A run of records
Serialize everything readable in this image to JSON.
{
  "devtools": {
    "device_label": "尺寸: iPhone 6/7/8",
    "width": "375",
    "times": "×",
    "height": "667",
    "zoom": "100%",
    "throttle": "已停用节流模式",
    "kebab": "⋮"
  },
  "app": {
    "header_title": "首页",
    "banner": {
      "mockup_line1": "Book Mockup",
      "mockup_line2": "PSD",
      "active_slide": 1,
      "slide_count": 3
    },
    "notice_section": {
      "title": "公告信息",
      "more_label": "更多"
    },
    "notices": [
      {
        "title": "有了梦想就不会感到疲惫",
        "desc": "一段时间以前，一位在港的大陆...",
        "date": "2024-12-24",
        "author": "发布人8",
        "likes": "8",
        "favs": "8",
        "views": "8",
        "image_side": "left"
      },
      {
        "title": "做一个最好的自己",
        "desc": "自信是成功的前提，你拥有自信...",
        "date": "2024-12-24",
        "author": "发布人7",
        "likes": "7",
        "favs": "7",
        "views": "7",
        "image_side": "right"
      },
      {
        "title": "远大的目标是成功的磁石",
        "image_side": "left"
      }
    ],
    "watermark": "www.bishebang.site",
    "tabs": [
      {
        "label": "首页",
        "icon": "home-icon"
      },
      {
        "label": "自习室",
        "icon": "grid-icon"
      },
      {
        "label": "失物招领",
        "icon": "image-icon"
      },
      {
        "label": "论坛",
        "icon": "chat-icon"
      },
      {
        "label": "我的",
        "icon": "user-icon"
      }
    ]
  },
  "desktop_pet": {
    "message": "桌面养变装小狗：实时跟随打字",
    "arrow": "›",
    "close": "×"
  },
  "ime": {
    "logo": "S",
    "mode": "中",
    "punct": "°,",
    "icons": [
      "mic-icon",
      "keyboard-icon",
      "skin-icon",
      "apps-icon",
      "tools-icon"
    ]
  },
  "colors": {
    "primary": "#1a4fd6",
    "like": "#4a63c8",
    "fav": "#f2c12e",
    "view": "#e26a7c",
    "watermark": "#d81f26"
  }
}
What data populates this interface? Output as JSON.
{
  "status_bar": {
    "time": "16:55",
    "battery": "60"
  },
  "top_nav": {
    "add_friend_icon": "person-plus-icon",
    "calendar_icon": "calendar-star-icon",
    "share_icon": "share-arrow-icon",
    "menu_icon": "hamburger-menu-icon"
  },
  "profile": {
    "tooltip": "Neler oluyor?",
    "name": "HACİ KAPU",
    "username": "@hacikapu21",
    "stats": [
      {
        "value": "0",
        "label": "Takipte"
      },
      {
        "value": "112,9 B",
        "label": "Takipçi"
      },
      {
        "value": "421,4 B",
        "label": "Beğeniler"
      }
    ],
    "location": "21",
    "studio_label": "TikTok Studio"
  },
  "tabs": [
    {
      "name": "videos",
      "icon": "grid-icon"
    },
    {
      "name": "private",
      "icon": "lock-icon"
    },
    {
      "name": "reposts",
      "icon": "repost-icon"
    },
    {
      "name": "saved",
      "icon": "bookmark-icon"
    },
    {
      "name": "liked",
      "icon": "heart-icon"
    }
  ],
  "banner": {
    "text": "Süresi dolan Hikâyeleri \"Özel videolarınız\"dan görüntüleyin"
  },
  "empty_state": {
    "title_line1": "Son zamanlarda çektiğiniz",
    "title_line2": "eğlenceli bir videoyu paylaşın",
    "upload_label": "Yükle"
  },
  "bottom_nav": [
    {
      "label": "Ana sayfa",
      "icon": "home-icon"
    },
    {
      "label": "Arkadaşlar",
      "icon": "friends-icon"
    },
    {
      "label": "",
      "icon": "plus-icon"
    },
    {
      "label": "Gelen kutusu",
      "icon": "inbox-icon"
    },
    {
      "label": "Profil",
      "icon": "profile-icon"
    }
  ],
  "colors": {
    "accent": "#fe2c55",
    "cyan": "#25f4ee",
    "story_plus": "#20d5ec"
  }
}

Requirement: Send back every record, precisely as written.

Task output:
Serialize everything readable in this image to JSON.
{
  "devtools": {
    "device_label": "尺寸: iPhone 6/7/8",
    "width": "375",
    "times": "×",
    "height": "667",
    "zoom": "100%",
    "throttle": "已停用节流模式",
    "kebab": "⋮"
  },
  "app": {
    "header_title": "首页",
    "banner": {
      "mockup_line1": "Book Mockup",
      "mockup_line2": "PSD",
      "active_slide": 1,
      "slide_count": 3
    },
    "notice_section": {
      "title": "公告信息",
      "more_label": "更多"
    },
    "notices": [
      {
        "title": "有了梦想就不会感到疲惫",
        "desc": "一段时间以前，一位在港的大陆...",
        "date": "2024-12-24",
        "author": "发布人8",
        "likes": "8",
        "favs": "8",
        "views": "8",
        "image_side": "left"
      },
      {
        "title": "做一个最好的自己",
        "desc": "自信是成功的前提，你拥有自信...",
        "date": "2024-12-24",
        "author": "发布人7",
        "likes": "7",
        "favs": "7",
        "views": "7",
        "image_side": "right"
      },
      {
        "title": "远大的目标是成功的磁石",
        "image_side": "left"
      }
    ],
    "watermark": "www.bishebang.site",
    "tabs": [
      {
        "label": "首页",
        "icon": "home-icon"
      },
      {
        "label": "自习室",
        "icon": "grid-icon"
      },
      {
        "label": "失物招领",
        "icon": "image-icon"
      },
      {
        "label": "论坛",
        "icon": "chat-icon"
      },
      {
        "label": "我的",
        "icon": "user-icon"
      }
    ]
  },
  "desktop_pet": {
    "message": "桌面养变装小狗：实时跟随打字",
    "arrow": "›",
    "close": "×"
  },
  "ime": {
    "logo": "S",
    "mode": "中",
    "punct": "°,",
    "icons": [
      "mic-icon",
      "keyboard-icon",
      "skin-icon",
      "apps-icon",
      "tools-icon"
    ]
  },
  "colors": {
    "primary": "#1a4fd6",
    "like": "#4a63c8",
    "fav": "#f2c12e",
    "view": "#e26a7c",
    "watermark": "#d81f26"
  }
}
What data populates this interface? Output as JSON.
{
  "status_bar": {
    "time": "16:55",
    "battery": "60"
  },
  "top_nav": {
    "add_friend_icon": "person-plus-icon",
    "calendar_icon": "calendar-star-icon",
    "share_icon": "share-arrow-icon",
    "menu_icon": "hamburger-menu-icon"
  },
  "profile": {
    "tooltip": "Neler oluyor?",
    "name": "HACİ KAPU",
    "username": "@hacikapu21",
    "stats": [
      {
        "value": "0",
        "label": "Takipte"
      },
      {
        "value": "112,9 B",
        "label": "Takipçi"
      },
      {
        "value": "421,4 B",
        "label": "Beğeniler"
      }
    ],
    "location": "21",
    "studio_label": "TikTok Studio"
  },
  "tabs": [
    {
      "name": "videos",
      "icon": "grid-icon"
    },
    {
      "name": "private",
      "icon": "lock-icon"
    },
    {
      "name": "reposts",
      "icon": "repost-icon"
    },
    {
      "name": "saved",
      "icon": "bookmark-icon"
    },
    {
      "name": "liked",
      "icon": "heart-icon"
    }
  ],
  "banner": {
    "text": "Süresi dolan Hikâyeleri \"Özel videolarınız\"dan görüntüleyin"
  },
  "empty_state": {
    "title_line1": "Son zamanlarda çektiğiniz",
    "title_line2": "eğlenceli bir videoyu paylaşın",
    "upload_label": "Yükle"
  },
  "bottom_nav": [
    {
      "label": "Ana sayfa",
      "icon": "home-icon"
    },
    {
      "label": "Arkadaşlar",
      "icon": "friends-icon"
    },
    {
      "label": "",
      "icon": "plus-icon"
    },
    {
      "label": "Gelen kutusu",
      "icon": "inbox-icon"
    },
    {
      "label": "Profil",
      "icon": "profile-icon"
    }
  ],
  "colors": {
    "accent": "#fe2c55",
    "cyan": "#25f4ee",
    "story_plus": "#20d5ec"
  }
}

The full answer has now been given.